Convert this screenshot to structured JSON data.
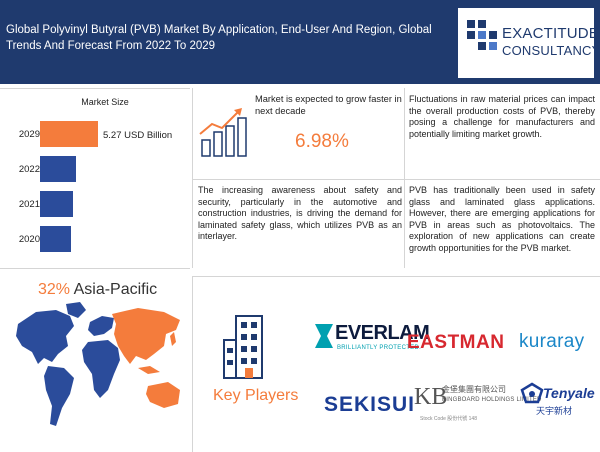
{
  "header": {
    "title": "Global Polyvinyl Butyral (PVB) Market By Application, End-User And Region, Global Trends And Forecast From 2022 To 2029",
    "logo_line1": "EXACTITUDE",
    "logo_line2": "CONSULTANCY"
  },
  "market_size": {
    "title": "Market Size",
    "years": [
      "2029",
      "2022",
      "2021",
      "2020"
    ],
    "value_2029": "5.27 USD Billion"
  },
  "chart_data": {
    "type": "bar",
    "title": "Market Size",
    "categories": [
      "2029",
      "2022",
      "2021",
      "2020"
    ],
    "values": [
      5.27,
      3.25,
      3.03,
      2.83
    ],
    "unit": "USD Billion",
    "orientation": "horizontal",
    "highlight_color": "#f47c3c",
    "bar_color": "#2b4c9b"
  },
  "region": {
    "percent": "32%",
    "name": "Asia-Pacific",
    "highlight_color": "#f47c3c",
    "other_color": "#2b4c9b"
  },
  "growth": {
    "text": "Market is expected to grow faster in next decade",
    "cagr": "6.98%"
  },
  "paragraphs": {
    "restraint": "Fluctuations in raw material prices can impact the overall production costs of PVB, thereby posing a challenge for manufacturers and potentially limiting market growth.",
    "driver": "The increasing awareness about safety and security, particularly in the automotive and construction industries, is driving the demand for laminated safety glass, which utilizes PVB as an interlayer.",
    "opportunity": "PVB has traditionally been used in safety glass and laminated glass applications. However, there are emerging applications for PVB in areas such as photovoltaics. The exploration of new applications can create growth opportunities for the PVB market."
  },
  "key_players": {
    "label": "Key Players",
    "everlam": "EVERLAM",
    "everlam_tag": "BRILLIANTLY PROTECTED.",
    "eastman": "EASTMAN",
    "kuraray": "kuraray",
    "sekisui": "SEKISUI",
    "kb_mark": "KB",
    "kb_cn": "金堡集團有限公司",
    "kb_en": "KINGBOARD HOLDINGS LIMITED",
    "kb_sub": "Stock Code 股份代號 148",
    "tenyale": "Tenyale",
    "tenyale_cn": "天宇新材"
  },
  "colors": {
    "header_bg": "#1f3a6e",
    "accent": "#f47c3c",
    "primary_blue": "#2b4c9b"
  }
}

...

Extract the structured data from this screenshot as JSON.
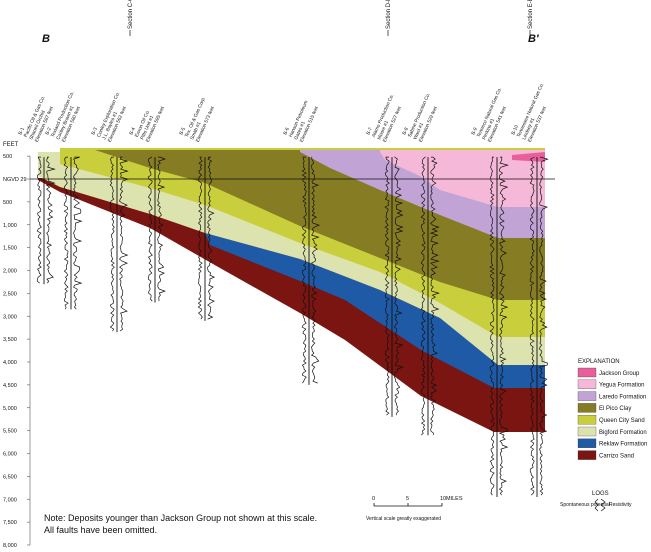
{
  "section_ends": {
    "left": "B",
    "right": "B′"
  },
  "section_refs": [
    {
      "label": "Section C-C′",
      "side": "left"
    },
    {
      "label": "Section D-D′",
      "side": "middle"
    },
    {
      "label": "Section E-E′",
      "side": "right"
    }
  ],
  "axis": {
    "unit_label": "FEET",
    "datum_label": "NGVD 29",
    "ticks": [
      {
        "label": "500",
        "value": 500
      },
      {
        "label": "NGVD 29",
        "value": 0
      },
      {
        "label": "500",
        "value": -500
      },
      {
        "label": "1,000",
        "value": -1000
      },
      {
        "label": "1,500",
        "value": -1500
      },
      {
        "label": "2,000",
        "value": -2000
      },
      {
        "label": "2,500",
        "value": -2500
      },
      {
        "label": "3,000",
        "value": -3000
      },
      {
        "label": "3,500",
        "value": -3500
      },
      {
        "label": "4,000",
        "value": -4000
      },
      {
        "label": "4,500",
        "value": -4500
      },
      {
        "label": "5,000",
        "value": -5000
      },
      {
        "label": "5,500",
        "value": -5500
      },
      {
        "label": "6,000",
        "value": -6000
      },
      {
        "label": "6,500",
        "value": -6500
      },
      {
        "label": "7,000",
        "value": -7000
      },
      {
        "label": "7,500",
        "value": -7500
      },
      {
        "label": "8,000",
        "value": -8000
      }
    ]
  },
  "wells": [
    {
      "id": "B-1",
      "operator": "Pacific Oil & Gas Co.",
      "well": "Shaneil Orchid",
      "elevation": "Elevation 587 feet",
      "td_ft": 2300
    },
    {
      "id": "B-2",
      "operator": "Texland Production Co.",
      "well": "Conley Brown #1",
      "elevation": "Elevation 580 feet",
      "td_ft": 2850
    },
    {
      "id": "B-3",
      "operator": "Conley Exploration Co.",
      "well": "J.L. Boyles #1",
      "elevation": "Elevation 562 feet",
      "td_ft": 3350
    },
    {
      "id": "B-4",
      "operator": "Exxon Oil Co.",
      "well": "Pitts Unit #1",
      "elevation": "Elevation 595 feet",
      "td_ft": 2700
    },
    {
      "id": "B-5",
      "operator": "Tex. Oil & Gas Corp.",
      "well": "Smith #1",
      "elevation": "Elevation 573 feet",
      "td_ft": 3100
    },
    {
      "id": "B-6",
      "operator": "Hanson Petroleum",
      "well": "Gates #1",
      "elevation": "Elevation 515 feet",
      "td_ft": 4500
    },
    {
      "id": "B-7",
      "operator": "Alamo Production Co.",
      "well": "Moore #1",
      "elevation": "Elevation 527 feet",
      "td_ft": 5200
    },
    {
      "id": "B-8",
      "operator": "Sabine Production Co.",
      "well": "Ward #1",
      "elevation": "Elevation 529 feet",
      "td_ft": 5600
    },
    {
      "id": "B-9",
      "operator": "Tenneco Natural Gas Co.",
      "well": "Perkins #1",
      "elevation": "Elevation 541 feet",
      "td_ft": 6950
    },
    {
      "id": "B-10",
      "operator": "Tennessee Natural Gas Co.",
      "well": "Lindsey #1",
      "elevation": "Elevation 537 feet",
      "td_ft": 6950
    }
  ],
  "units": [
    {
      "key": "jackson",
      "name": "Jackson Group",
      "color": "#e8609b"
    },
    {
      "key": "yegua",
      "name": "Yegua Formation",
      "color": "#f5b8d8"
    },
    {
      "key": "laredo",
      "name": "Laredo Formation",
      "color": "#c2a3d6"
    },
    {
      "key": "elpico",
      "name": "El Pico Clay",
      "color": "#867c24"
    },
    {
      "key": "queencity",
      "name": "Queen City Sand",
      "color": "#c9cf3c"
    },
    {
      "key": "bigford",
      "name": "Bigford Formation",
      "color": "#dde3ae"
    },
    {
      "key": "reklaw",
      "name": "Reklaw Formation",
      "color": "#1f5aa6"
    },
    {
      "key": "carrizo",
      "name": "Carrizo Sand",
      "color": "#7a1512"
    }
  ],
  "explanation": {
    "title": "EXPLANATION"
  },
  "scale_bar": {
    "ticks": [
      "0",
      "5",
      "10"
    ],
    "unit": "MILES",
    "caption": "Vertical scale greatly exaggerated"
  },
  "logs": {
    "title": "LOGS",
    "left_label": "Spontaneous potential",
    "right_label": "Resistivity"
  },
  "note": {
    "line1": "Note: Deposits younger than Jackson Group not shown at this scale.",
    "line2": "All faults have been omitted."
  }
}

==

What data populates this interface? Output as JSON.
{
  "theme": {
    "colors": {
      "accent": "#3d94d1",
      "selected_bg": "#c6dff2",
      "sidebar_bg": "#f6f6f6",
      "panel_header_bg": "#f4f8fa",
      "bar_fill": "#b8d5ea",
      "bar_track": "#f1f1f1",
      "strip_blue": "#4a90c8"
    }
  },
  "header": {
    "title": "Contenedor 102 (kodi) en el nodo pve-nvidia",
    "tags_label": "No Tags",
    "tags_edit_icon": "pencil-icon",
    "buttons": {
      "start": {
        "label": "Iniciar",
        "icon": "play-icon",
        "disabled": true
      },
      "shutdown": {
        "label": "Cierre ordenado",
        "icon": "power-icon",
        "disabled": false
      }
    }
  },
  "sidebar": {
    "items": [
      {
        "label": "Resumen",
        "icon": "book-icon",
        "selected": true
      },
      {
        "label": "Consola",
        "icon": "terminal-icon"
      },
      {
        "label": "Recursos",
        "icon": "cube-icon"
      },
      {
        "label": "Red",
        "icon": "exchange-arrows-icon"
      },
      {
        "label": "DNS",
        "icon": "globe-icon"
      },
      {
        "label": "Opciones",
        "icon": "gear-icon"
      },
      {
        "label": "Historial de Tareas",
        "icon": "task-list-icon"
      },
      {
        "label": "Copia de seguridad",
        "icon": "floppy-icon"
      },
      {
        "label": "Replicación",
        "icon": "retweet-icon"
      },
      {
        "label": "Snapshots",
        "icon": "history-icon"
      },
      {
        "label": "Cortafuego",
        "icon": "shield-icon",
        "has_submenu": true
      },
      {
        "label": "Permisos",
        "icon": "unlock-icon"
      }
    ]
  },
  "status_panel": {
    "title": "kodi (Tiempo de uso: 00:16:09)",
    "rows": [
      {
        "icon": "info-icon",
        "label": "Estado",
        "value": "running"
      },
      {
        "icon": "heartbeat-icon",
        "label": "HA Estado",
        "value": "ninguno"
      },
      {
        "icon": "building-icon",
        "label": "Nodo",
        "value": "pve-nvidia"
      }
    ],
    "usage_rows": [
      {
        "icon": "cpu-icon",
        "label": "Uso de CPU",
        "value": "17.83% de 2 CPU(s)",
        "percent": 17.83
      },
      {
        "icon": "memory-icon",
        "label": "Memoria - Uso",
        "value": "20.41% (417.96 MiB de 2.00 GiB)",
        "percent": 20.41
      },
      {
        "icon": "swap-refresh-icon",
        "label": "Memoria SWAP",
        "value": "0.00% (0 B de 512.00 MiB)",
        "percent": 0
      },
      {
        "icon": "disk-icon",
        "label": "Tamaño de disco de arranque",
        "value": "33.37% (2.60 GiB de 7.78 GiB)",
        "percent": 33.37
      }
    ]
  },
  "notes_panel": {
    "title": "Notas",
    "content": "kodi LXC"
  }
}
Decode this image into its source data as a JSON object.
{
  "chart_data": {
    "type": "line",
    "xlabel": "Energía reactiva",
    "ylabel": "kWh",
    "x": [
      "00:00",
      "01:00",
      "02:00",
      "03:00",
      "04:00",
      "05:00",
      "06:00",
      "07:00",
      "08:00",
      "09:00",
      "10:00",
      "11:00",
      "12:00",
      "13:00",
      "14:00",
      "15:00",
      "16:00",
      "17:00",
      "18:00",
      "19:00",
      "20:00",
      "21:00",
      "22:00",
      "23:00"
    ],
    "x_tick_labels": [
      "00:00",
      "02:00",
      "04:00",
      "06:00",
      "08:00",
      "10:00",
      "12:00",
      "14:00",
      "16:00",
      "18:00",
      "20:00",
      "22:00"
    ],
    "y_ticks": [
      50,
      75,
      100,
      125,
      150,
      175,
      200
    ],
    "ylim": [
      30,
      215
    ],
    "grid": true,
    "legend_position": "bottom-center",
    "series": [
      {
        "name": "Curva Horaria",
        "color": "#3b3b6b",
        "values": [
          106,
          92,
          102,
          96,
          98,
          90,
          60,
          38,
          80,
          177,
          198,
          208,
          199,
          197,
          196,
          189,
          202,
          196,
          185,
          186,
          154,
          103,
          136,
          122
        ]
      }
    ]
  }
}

### Challenge
Search the records for the string "kodi" and return every line in which it occurs.

### Response
    "title": "Contenedor 102 (kodi) en el nodo pve-nvidia",
    "title": "kodi (Tiempo de uso: 00:16:09)",
    "content": "kodi LXC"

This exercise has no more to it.